### [What to work on]
Please repeat all of the listing exactly.

### [Material for this exercise]
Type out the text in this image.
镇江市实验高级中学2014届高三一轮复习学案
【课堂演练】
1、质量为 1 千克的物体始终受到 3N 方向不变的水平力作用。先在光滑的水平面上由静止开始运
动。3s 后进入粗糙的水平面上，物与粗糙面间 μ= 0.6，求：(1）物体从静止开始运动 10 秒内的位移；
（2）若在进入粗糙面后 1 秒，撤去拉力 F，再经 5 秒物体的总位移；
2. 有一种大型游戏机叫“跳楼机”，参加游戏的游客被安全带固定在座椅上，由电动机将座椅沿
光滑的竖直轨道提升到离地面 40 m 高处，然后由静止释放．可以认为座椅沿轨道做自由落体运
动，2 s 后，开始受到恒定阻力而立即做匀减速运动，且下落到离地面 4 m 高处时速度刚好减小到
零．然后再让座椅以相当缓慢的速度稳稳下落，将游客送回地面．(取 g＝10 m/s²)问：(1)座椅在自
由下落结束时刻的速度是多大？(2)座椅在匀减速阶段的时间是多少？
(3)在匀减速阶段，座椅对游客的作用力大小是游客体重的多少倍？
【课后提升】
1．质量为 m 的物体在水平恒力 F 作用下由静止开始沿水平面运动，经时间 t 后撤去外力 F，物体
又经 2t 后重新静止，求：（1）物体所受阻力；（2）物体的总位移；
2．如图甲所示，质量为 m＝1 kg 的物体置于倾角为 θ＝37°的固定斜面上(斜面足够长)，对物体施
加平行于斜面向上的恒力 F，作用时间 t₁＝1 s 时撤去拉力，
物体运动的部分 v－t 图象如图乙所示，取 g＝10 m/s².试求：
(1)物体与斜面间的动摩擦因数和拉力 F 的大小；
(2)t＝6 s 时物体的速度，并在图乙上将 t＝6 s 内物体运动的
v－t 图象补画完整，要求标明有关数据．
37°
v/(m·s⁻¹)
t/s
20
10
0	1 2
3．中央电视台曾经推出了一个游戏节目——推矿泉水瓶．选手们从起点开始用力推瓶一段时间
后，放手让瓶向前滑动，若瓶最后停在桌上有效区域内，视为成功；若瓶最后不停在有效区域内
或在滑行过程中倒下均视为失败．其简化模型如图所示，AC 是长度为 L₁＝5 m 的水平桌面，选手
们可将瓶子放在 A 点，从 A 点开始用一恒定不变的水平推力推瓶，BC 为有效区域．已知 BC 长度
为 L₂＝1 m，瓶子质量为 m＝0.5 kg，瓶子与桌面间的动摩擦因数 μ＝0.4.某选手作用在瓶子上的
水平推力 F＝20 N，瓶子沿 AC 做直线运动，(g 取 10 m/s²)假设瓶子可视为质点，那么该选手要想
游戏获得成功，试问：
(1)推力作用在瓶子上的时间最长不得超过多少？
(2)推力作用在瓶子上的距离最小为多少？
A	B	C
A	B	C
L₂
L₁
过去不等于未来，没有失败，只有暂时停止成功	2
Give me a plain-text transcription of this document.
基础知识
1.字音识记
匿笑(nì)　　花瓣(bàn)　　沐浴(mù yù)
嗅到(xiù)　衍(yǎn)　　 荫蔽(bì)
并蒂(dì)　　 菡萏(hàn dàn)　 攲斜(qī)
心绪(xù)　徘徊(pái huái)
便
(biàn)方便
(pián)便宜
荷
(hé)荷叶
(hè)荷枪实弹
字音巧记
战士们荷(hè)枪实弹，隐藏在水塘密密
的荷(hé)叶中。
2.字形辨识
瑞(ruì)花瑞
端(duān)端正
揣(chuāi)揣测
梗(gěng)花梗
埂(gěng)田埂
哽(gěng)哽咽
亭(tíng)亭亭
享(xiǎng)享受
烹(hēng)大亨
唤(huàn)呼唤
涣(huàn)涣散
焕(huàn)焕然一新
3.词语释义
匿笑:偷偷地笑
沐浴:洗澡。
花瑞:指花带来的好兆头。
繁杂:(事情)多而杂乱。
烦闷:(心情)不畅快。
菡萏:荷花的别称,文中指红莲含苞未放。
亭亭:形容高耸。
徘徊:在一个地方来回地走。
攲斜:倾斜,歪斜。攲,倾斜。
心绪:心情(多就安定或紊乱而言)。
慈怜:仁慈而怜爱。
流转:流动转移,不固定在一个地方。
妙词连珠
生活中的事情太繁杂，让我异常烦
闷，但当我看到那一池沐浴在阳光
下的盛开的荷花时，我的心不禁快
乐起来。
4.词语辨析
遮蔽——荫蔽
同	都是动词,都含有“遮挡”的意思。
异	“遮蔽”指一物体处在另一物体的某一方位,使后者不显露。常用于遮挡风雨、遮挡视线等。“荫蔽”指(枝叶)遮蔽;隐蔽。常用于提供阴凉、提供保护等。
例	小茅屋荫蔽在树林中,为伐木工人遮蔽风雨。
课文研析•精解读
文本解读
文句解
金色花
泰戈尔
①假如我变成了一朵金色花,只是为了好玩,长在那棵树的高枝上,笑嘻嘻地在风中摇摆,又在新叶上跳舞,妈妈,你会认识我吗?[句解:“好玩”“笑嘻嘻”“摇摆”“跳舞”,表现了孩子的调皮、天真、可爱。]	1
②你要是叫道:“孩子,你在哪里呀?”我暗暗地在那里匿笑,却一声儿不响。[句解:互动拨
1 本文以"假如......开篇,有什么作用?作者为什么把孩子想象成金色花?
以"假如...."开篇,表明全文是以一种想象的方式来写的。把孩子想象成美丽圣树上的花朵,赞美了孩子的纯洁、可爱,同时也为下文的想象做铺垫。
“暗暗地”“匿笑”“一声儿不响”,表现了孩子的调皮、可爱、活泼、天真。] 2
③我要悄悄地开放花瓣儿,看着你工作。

### [Response to the task]
Type out the text in this image.
镇江市实验高级中学2014届高三一轮复习学案
【课堂演练】
1、质量为 1 千克的物体始终受到 3N 方向不变的水平力作用。先在光滑的水平面上由静止开始运
动。3s 后进入粗糙的水平面上，物与粗糙面间 μ= 0.6，求：(1）物体从静止开始运动 10 秒内的位移；
（2）若在进入粗糙面后 1 秒，撤去拉力 F，再经 5 秒物体的总位移；
2. 有一种大型游戏机叫“跳楼机”，参加游戏的游客被安全带固定在座椅上，由电动机将座椅沿
光滑的竖直轨道提升到离地面 40 m 高处，然后由静止释放．可以认为座椅沿轨道做自由落体运
动，2 s 后，开始受到恒定阻力而立即做匀减速运动，且下落到离地面 4 m 高处时速度刚好减小到
零．然后再让座椅以相当缓慢的速度稳稳下落，将游客送回地面．(取 g＝10 m/s²)问：(1)座椅在自
由下落结束时刻的速度是多大？(2)座椅在匀减速阶段的时间是多少？
(3)在匀减速阶段，座椅对游客的作用力大小是游客体重的多少倍？
【课后提升】
1．质量为 m 的物体在水平恒力 F 作用下由静止开始沿水平面运动，经时间 t 后撤去外力 F，物体
又经 2t 后重新静止，求：（1）物体所受阻力；（2）物体的总位移；
2．如图甲所示，质量为 m＝1 kg 的物体置于倾角为 θ＝37°的固定斜面上(斜面足够长)，对物体施
加平行于斜面向上的恒力 F，作用时间 t₁＝1 s 时撤去拉力，
物体运动的部分 v－t 图象如图乙所示，取 g＝10 m/s².试求：
(1)物体与斜面间的动摩擦因数和拉力 F 的大小；
(2)t＝6 s 时物体的速度，并在图乙上将 t＝6 s 内物体运动的
v－t 图象补画完整，要求标明有关数据．
37°
v/(m·s⁻¹)
t/s
20
10
0	1 2
3．中央电视台曾经推出了一个游戏节目——推矿泉水瓶．选手们从起点开始用力推瓶一段时间
后，放手让瓶向前滑动，若瓶最后停在桌上有效区域内，视为成功；若瓶最后不停在有效区域内
或在滑行过程中倒下均视为失败．其简化模型如图所示，AC 是长度为 L₁＝5 m 的水平桌面，选手
们可将瓶子放在 A 点，从 A 点开始用一恒定不变的水平推力推瓶，BC 为有效区域．已知 BC 长度
为 L₂＝1 m，瓶子质量为 m＝0.5 kg，瓶子与桌面间的动摩擦因数 μ＝0.4.某选手作用在瓶子上的
水平推力 F＝20 N，瓶子沿 AC 做直线运动，(g 取 10 m/s²)假设瓶子可视为质点，那么该选手要想
游戏获得成功，试问：
(1)推力作用在瓶子上的时间最长不得超过多少？
(2)推力作用在瓶子上的距离最小为多少？
A	B	C
A	B	C
L₂
L₁
过去不等于未来，没有失败，只有暂时停止成功	2
Give me a plain-text transcription of this document.
基础知识
1.字音识记
匿笑(nì)　　花瓣(bàn)　　沐浴(mù yù)
嗅到(xiù)　衍(yǎn)　　 荫蔽(bì)
并蒂(dì)　　 菡萏(hàn dàn)　 攲斜(qī)
心绪(xù)　徘徊(pái huái)
便
(biàn)方便
(pián)便宜
荷
(hé)荷叶
(hè)荷枪实弹
字音巧记
战士们荷(hè)枪实弹，隐藏在水塘密密
的荷(hé)叶中。
2.字形辨识
瑞(ruì)花瑞
端(duān)端正
揣(chuāi)揣测
梗(gěng)花梗
埂(gěng)田埂
哽(gěng)哽咽
亭(tíng)亭亭
享(xiǎng)享受
烹(hēng)大亨
唤(huàn)呼唤
涣(huàn)涣散
焕(huàn)焕然一新
3.词语释义
匿笑:偷偷地笑
沐浴:洗澡。
花瑞:指花带来的好兆头。
繁杂:(事情)多而杂乱。
烦闷:(心情)不畅快。
菡萏:荷花的别称,文中指红莲含苞未放。
亭亭:形容高耸。
徘徊:在一个地方来回地走。
攲斜:倾斜,歪斜。攲,倾斜。
心绪:心情(多就安定或紊乱而言)。
慈怜:仁慈而怜爱。
流转:流动转移,不固定在一个地方。
妙词连珠
生活中的事情太繁杂，让我异常烦
闷，但当我看到那一池沐浴在阳光
下的盛开的荷花时，我的心不禁快
乐起来。
4.词语辨析
遮蔽——荫蔽
同	都是动词,都含有“遮挡”的意思。
异	“遮蔽”指一物体处在另一物体的某一方位,使后者不显露。常用于遮挡风雨、遮挡视线等。“荫蔽”指(枝叶)遮蔽;隐蔽。常用于提供阴凉、提供保护等。
例	小茅屋荫蔽在树林中,为伐木工人遮蔽风雨。
课文研析•精解读
文本解读
文句解
金色花
泰戈尔
①假如我变成了一朵金色花,只是为了好玩,长在那棵树的高枝上,笑嘻嘻地在风中摇摆,又在新叶上跳舞,妈妈,你会认识我吗?[句解:“好玩”“笑嘻嘻”“摇摆”“跳舞”,表现了孩子的调皮、天真、可爱。]	1
②你要是叫道:“孩子,你在哪里呀?”我暗暗地在那里匿笑,却一声儿不响。[句解:互动拨
1 本文以"假如......开篇,有什么作用?作者为什么把孩子想象成金色花?
以"假如...."开篇,表明全文是以一种想象的方式来写的。把孩子想象成美丽圣树上的花朵,赞美了孩子的纯洁、可爱,同时也为下文的想象做铺垫。
“暗暗地”“匿笑”“一声儿不响”,表现了孩子的调皮、可爱、活泼、天真。] 2
③我要悄悄地开放花瓣儿,看着你工作。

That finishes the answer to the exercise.